◆ **AIM OF THE EXERCISE**: Gather up the lines that contain "true".

◆ **MATERIAL SHOWN**:
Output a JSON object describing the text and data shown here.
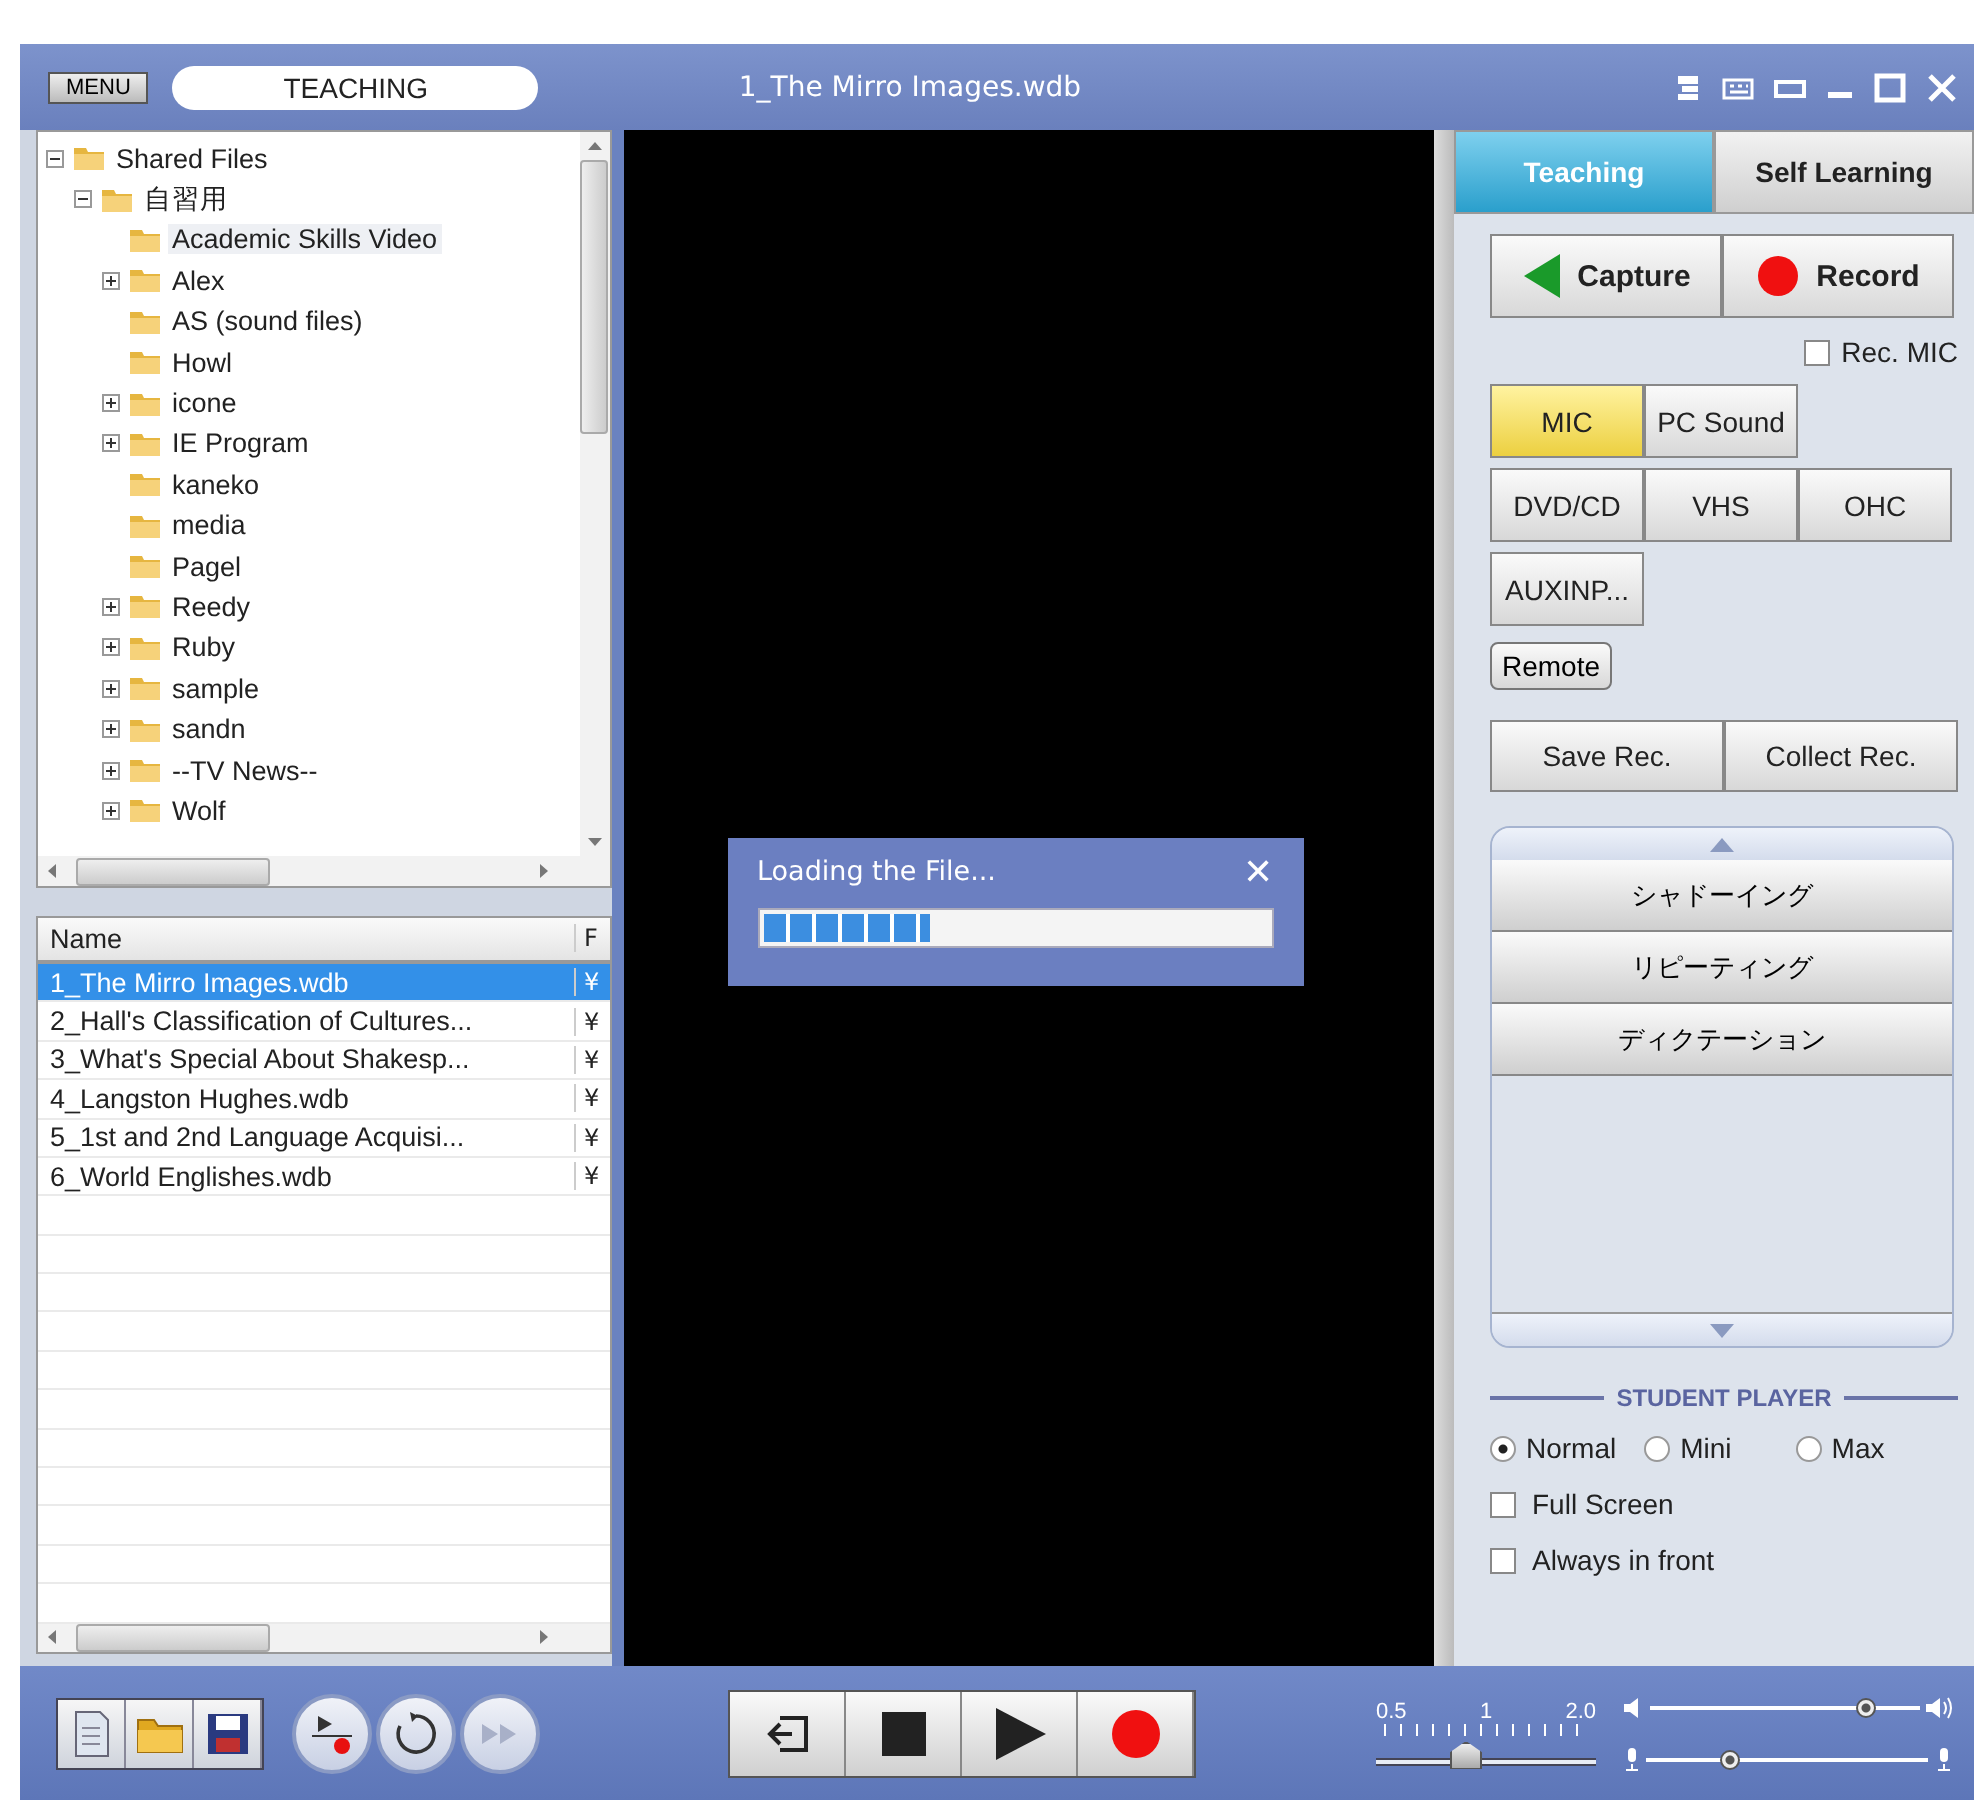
{
  "header": {
    "menu_button": "MENU",
    "mode": "TEACHING",
    "title": "1_The Mirro Images.wdb"
  },
  "tree": [
    {
      "label": "Shared Files",
      "kind": "branch",
      "expanded": true,
      "selected": false,
      "children": [
        {
          "label": "自習用",
          "kind": "branch",
          "expanded": true,
          "selected": false,
          "children": [
            {
              "label": "Academic Skills Video",
              "kind": "leaf",
              "selected": true
            },
            {
              "label": "Alex",
              "kind": "branch",
              "expanded": false,
              "selected": false
            },
            {
              "label": "AS (sound files)",
              "kind": "leaf",
              "selected": false
            },
            {
              "label": "Howl",
              "kind": "leaf",
              "selected": false
            },
            {
              "label": "icone",
              "kind": "branch",
              "expanded": false,
              "selected": false
            },
            {
              "label": "IE Program",
              "kind": "branch",
              "expanded": false,
              "selected": false
            },
            {
              "label": "kaneko",
              "kind": "leaf",
              "selected": false
            },
            {
              "label": "media",
              "kind": "leaf",
              "selected": false
            },
            {
              "label": "Pagel",
              "kind": "leaf",
              "selected": false
            },
            {
              "label": "Reedy",
              "kind": "branch",
              "expanded": false,
              "selected": false
            },
            {
              "label": "Ruby",
              "kind": "branch",
              "expanded": false,
              "selected": false
            },
            {
              "label": "sample",
              "kind": "branch",
              "expanded": false,
              "selected": false
            },
            {
              "label": "sandn",
              "kind": "branch",
              "expanded": false,
              "selected": false
            },
            {
              "label": "--TV News--",
              "kind": "branch",
              "expanded": false,
              "selected": false
            },
            {
              "label": "Wolf",
              "kind": "branch",
              "expanded": false,
              "selected": false
            }
          ]
        }
      ]
    }
  ],
  "file_list": {
    "columns": [
      "Name",
      "F"
    ],
    "rows": [
      {
        "name": "1_The Mirro Images.wdb",
        "column_2": "¥",
        "selected": true
      },
      {
        "name": "2_Hall's Classification of Cultures...",
        "column_2": "¥",
        "selected": false
      },
      {
        "name": "3_What's Special About Shakesp...",
        "column_2": "¥",
        "selected": false
      },
      {
        "name": "4_Langston Hughes.wdb",
        "column_2": "¥",
        "selected": false
      },
      {
        "name": "5_1st and 2nd Language Acquisi...",
        "column_2": "¥",
        "selected": false
      },
      {
        "name": "6_World Englishes.wdb",
        "column_2": "¥",
        "selected": false
      }
    ]
  },
  "loading_dialog": {
    "title": "Loading the File...",
    "close": "✕",
    "level": 0.33
  },
  "tabs": [
    {
      "label": "Teaching",
      "selected": true
    },
    {
      "label": "Self Learning",
      "selected": false
    }
  ],
  "capture_button": "Capture",
  "record_button": "Record",
  "rec_mic": {
    "label": "Rec. MIC",
    "checked": false
  },
  "sources": [
    [
      {
        "label": "MIC",
        "selected": true
      },
      {
        "label": "PC Sound",
        "selected": false
      }
    ],
    [
      {
        "label": "DVD/CD",
        "selected": false
      },
      {
        "label": "VHS",
        "selected": false
      },
      {
        "label": "OHC",
        "selected": false
      }
    ],
    [
      {
        "label": "AUXINP...",
        "selected": false
      }
    ]
  ],
  "remote_button": "Remote",
  "rec_buttons": [
    "Save Rec.",
    "Collect Rec."
  ],
  "practice_modes": [
    "シャドーイング",
    "リピーティング",
    "ディクテーション"
  ],
  "student_player": {
    "heading": "STUDENT PLAYER",
    "sizes": [
      {
        "label": "Normal",
        "selected": true
      },
      {
        "label": "Mini",
        "selected": false
      },
      {
        "label": "Max",
        "selected": false
      }
    ],
    "options": [
      {
        "label": "Full Screen",
        "checked": false
      },
      {
        "label": "Always in front",
        "checked": false
      }
    ]
  },
  "speed": {
    "ticks": [
      "0.5",
      "1",
      "2.0"
    ],
    "level": 0.4
  },
  "speaker_volume": {
    "level": 0.8
  },
  "mic_volume": {
    "level": 0.3
  }
}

◆ **EXPECTED ANSWER**:
      "expanded": true,
          "expanded": true,
              "selected": true
        "selected": true
      "selected": true
        "selected": true
        "selected": true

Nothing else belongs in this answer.